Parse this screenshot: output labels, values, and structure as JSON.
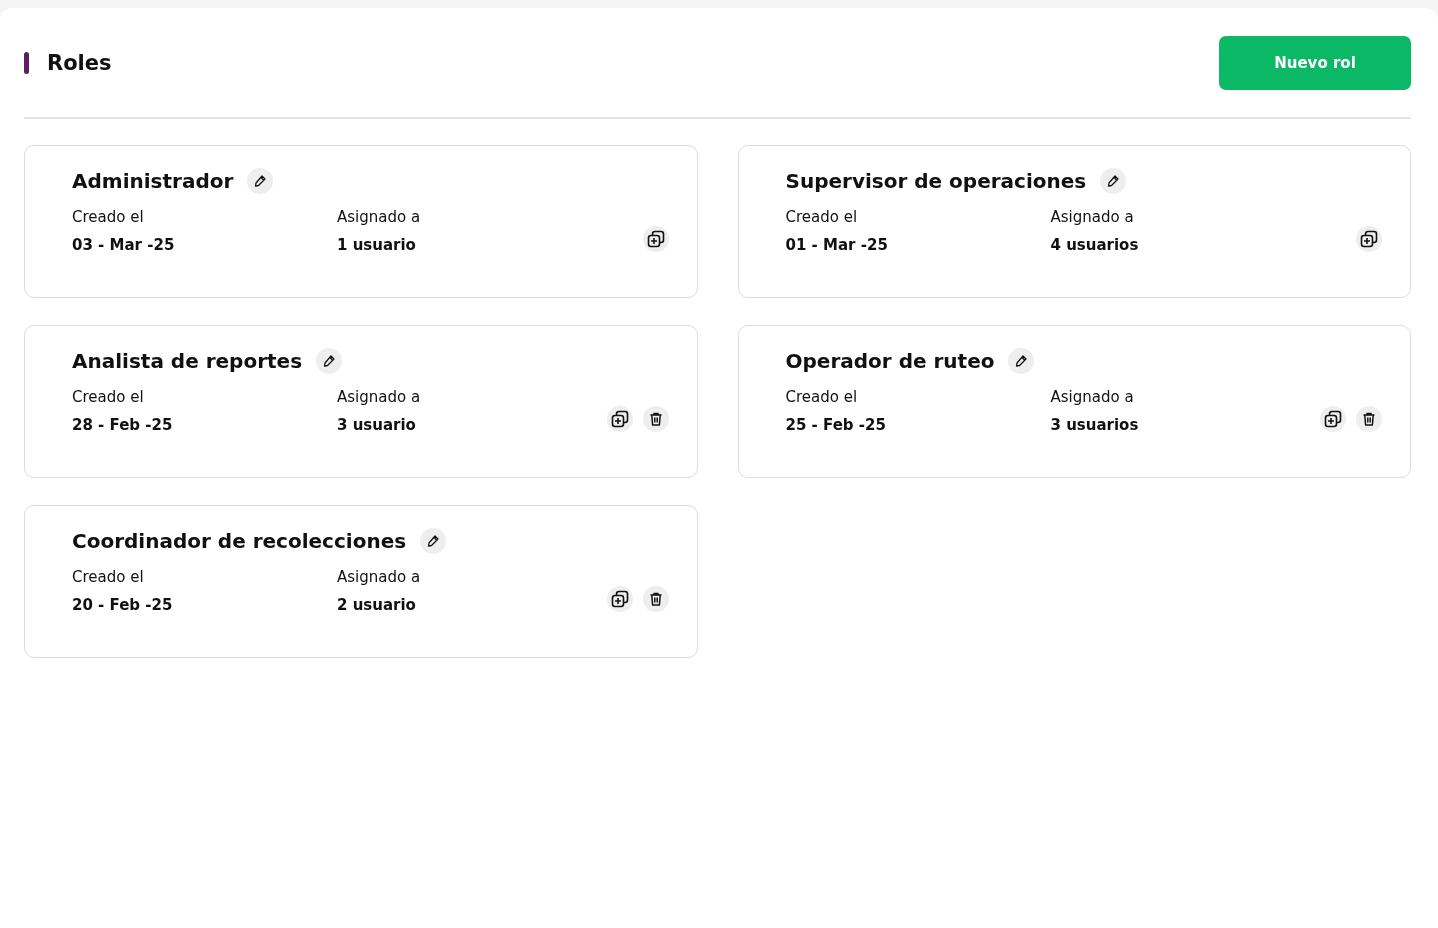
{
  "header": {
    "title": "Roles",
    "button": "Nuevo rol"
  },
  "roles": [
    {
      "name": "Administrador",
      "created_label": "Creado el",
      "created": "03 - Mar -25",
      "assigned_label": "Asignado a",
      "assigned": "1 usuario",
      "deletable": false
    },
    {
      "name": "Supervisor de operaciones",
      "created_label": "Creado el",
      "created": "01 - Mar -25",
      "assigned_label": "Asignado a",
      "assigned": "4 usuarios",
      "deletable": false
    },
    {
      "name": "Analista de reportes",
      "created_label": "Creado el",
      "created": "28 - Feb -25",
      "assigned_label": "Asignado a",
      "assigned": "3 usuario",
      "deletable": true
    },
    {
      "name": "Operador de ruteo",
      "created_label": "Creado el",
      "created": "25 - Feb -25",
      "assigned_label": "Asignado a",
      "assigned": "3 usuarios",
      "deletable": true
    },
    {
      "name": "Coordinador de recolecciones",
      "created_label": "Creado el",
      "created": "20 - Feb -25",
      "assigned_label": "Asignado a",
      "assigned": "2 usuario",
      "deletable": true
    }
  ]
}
-*-
**Your objective**
Write out the whole listing again, exactly, with no pictures.

**Output of the exercise**
Parse this screenshot: output labels, values, and structure as JSON.
{
  "header": {
    "title": "Roles",
    "button": "Nuevo rol"
  },
  "roles": [
    {
      "name": "Administrador",
      "created_label": "Creado el",
      "created": "03 - Mar -25",
      "assigned_label": "Asignado a",
      "assigned": "1 usuario",
      "deletable": false
    },
    {
      "name": "Supervisor de operaciones",
      "created_label": "Creado el",
      "created": "01 - Mar -25",
      "assigned_label": "Asignado a",
      "assigned": "4 usuarios",
      "deletable": false
    },
    {
      "name": "Analista de reportes",
      "created_label": "Creado el",
      "created": "28 - Feb -25",
      "assigned_label": "Asignado a",
      "assigned": "3 usuario",
      "deletable": true
    },
    {
      "name": "Operador de ruteo",
      "created_label": "Creado el",
      "created": "25 - Feb -25",
      "assigned_label": "Asignado a",
      "assigned": "3 usuarios",
      "deletable": true
    },
    {
      "name": "Coordinador de recolecciones",
      "created_label": "Creado el",
      "created": "20 - Feb -25",
      "assigned_label": "Asignado a",
      "assigned": "2 usuario",
      "deletable": true
    }
  ]
}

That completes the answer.